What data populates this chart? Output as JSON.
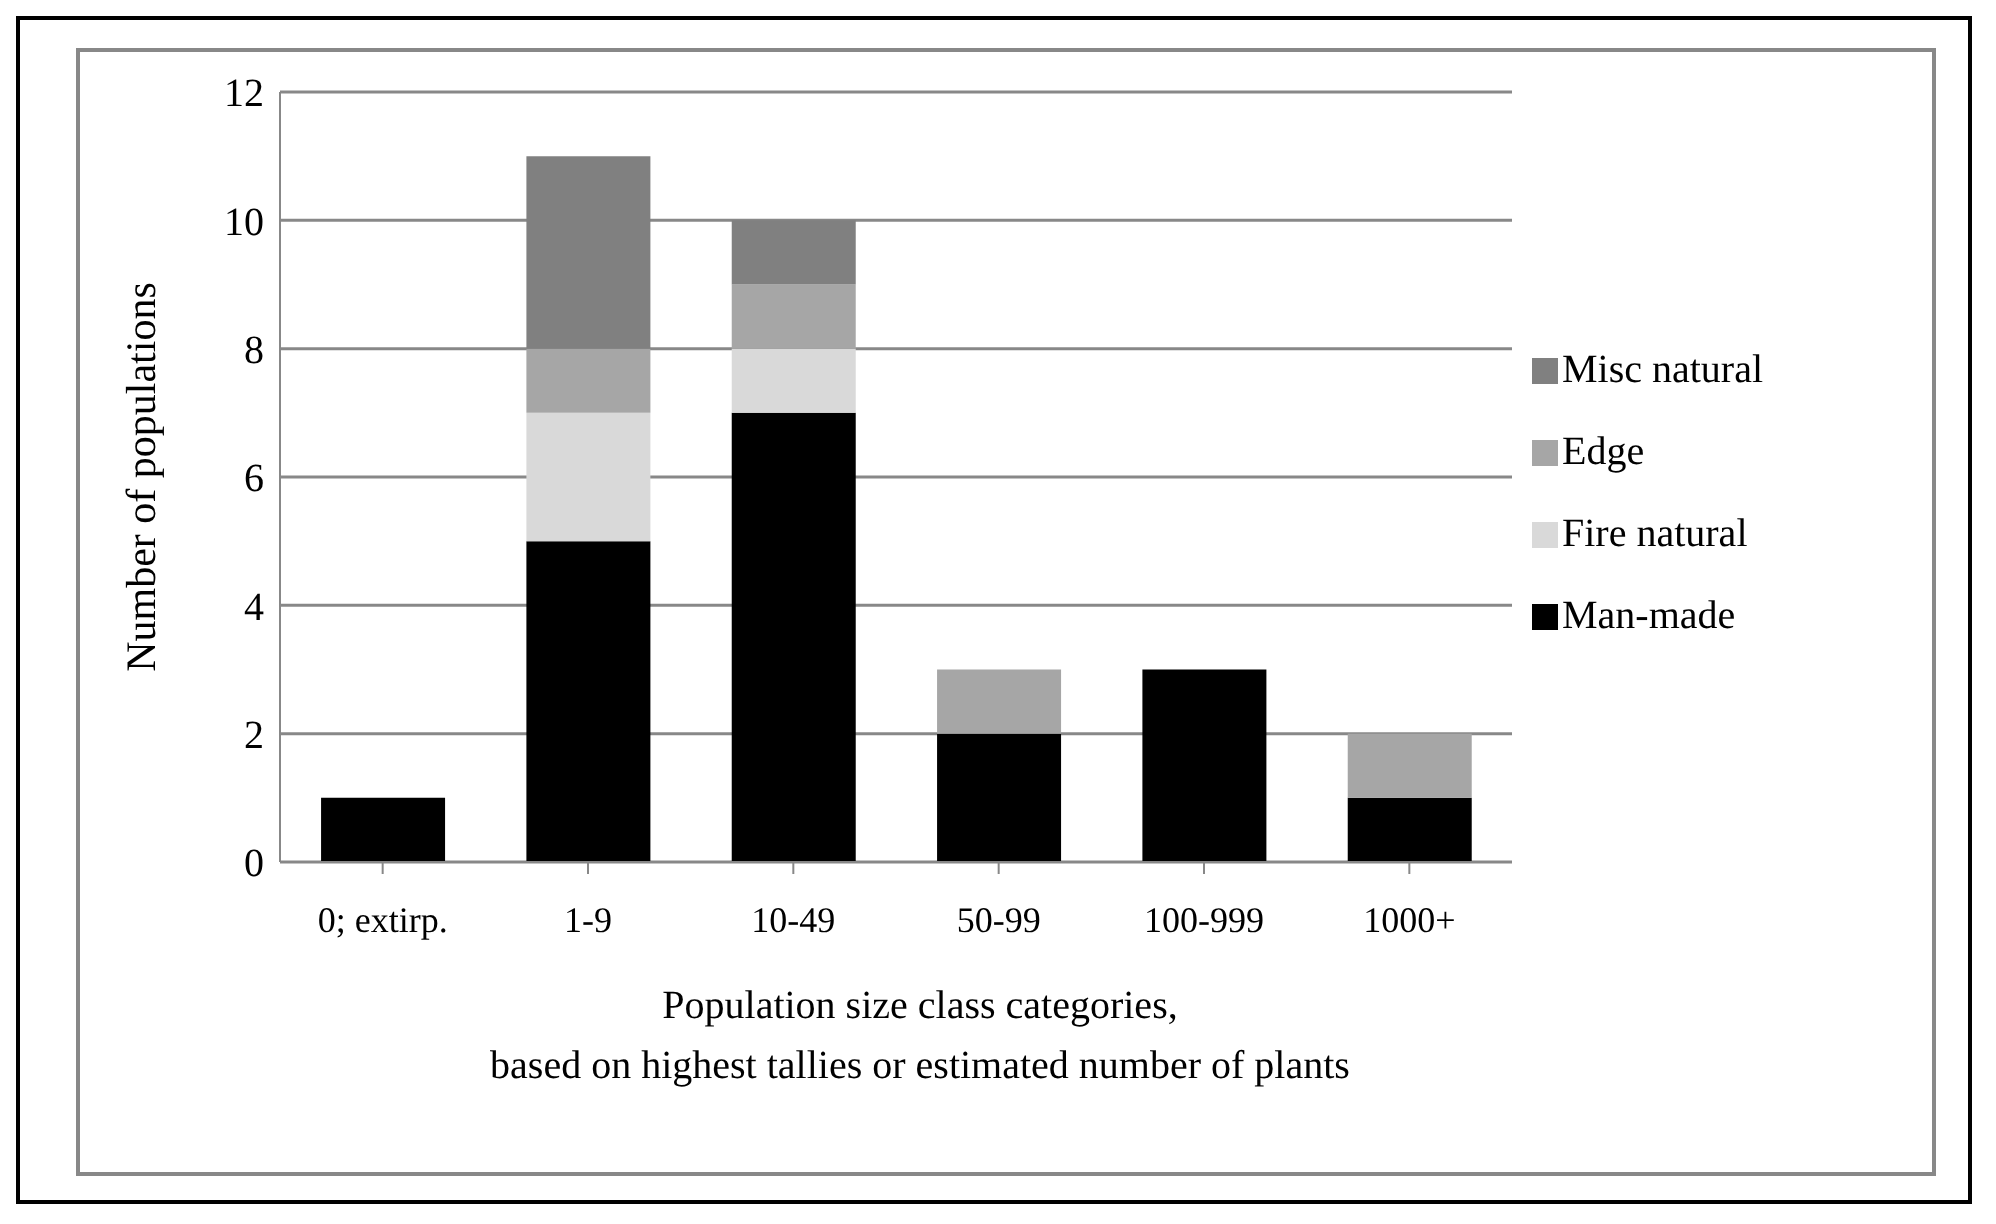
{
  "chart_data": {
    "type": "bar",
    "stacked": true,
    "xlabel": "Population size class categories,\nbased on highest tallies or estimated number of plants",
    "ylabel": "Number of populations",
    "categories": [
      "0; extirp.",
      "1-9",
      "10-49",
      "50-99",
      "100-999",
      "1000+"
    ],
    "series": [
      {
        "name": "Man-made",
        "color": "#000000",
        "values": [
          1,
          5,
          7,
          2,
          3,
          1
        ]
      },
      {
        "name": "Fire natural",
        "color": "#d9d9d9",
        "values": [
          0,
          2,
          1,
          0,
          0,
          0
        ]
      },
      {
        "name": "Edge",
        "color": "#a6a6a6",
        "values": [
          0,
          1,
          1,
          1,
          0,
          1
        ]
      },
      {
        "name": "Misc natural",
        "color": "#808080",
        "values": [
          0,
          3,
          1,
          0,
          0,
          0
        ]
      }
    ],
    "ylim": [
      0,
      12
    ],
    "yticks": [
      0,
      2,
      4,
      6,
      8,
      10,
      12
    ],
    "grid": "y",
    "legend": "right"
  }
}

## Job
From the listing, extract all text exactly as given and drop any picture.

## Completed exercise
What data populates this chart? Output as JSON.
{
  "chart_data": {
    "type": "bar",
    "stacked": true,
    "xlabel": "Population size class categories,\nbased on highest tallies or estimated number of plants",
    "ylabel": "Number of populations",
    "categories": [
      "0; extirp.",
      "1-9",
      "10-49",
      "50-99",
      "100-999",
      "1000+"
    ],
    "series": [
      {
        "name": "Man-made",
        "color": "#000000",
        "values": [
          1,
          5,
          7,
          2,
          3,
          1
        ]
      },
      {
        "name": "Fire natural",
        "color": "#d9d9d9",
        "values": [
          0,
          2,
          1,
          0,
          0,
          0
        ]
      },
      {
        "name": "Edge",
        "color": "#a6a6a6",
        "values": [
          0,
          1,
          1,
          1,
          0,
          1
        ]
      },
      {
        "name": "Misc natural",
        "color": "#808080",
        "values": [
          0,
          3,
          1,
          0,
          0,
          0
        ]
      }
    ],
    "ylim": [
      0,
      12
    ],
    "yticks": [
      0,
      2,
      4,
      6,
      8,
      10,
      12
    ],
    "grid": "y",
    "legend": "right"
  }
}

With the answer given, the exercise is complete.